*Data section*:
[START]
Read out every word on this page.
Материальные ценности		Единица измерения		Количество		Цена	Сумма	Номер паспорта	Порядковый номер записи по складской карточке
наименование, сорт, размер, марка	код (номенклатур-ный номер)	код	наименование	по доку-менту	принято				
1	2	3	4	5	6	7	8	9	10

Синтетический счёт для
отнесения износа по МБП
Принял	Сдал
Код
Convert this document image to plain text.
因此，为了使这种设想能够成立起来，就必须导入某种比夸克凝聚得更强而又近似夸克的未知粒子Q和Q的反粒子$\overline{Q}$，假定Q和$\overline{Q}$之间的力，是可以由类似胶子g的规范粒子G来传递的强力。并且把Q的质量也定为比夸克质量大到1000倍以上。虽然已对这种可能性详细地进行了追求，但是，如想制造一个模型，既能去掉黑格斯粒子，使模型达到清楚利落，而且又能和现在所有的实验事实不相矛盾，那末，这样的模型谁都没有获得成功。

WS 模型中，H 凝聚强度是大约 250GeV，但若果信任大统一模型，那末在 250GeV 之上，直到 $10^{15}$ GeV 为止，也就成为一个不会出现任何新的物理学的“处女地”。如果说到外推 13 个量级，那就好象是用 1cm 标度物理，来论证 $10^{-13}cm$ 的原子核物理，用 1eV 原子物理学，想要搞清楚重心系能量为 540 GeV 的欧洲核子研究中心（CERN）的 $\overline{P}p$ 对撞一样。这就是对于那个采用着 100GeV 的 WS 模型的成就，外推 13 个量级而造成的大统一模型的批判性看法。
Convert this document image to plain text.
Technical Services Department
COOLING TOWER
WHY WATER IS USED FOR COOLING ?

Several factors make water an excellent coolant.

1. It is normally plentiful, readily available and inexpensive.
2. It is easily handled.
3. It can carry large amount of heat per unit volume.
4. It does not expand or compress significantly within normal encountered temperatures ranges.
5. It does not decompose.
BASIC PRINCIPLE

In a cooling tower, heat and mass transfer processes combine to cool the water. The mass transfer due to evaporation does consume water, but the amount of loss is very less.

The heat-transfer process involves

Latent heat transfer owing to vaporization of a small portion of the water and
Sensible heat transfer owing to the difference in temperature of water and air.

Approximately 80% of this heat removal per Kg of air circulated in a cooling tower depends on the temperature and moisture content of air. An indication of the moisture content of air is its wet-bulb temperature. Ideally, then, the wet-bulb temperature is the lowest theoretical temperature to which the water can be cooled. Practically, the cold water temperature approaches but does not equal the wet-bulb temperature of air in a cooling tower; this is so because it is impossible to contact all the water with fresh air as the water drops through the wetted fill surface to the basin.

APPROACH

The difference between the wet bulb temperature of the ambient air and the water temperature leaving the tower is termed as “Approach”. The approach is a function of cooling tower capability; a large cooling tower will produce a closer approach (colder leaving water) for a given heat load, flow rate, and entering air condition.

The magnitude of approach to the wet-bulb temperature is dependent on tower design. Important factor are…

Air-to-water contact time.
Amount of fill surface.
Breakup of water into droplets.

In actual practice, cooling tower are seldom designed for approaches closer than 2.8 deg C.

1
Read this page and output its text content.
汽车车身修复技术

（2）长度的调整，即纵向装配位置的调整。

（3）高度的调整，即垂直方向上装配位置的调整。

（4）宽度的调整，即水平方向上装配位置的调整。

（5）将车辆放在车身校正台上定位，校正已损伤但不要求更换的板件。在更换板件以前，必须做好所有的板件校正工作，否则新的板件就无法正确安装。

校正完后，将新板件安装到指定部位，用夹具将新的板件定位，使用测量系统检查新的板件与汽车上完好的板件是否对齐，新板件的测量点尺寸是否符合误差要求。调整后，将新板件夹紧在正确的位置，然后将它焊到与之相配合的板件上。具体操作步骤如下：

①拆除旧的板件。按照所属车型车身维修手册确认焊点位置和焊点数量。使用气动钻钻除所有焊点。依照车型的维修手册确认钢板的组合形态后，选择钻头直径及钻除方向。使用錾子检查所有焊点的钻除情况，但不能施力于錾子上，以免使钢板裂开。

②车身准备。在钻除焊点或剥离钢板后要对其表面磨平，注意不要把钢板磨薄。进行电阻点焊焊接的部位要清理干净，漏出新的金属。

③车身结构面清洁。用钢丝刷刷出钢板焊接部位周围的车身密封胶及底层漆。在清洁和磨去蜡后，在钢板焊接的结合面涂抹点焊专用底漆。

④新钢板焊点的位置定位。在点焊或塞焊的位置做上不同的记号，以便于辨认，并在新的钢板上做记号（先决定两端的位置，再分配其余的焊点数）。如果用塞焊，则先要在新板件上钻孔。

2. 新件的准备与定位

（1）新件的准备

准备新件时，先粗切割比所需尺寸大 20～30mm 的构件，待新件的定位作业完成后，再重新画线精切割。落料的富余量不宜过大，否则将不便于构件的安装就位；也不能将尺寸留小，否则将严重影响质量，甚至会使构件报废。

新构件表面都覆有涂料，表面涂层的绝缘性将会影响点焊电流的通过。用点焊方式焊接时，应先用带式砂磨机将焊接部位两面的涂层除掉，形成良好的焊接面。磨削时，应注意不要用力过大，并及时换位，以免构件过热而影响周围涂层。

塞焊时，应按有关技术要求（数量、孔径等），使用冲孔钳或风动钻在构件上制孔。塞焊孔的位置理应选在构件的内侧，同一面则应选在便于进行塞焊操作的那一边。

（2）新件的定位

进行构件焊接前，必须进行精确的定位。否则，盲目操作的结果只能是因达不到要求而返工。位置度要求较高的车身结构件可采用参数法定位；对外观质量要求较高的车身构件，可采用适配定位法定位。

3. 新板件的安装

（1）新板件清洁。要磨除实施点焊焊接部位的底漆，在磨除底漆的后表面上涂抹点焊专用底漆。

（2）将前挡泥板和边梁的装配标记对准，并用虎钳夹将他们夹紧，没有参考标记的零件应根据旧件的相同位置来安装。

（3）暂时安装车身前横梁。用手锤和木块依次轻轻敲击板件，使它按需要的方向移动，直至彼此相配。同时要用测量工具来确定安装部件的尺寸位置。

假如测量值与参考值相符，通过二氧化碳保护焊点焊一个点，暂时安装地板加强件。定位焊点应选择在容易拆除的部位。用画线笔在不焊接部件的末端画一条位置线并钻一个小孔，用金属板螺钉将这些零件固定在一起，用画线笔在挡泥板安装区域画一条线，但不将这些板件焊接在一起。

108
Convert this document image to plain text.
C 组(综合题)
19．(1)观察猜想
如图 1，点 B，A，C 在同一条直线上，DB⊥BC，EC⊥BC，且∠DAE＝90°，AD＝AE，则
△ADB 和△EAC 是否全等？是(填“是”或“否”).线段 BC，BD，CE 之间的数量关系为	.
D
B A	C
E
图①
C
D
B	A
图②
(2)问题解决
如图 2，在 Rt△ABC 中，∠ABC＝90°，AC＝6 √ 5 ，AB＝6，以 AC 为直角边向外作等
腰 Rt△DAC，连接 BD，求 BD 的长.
[END]
*Stated problem*: Collect every line from the records above that contains the word "page".

*Output of the task*:
Read out every word on this page.
Read this page and output its text content.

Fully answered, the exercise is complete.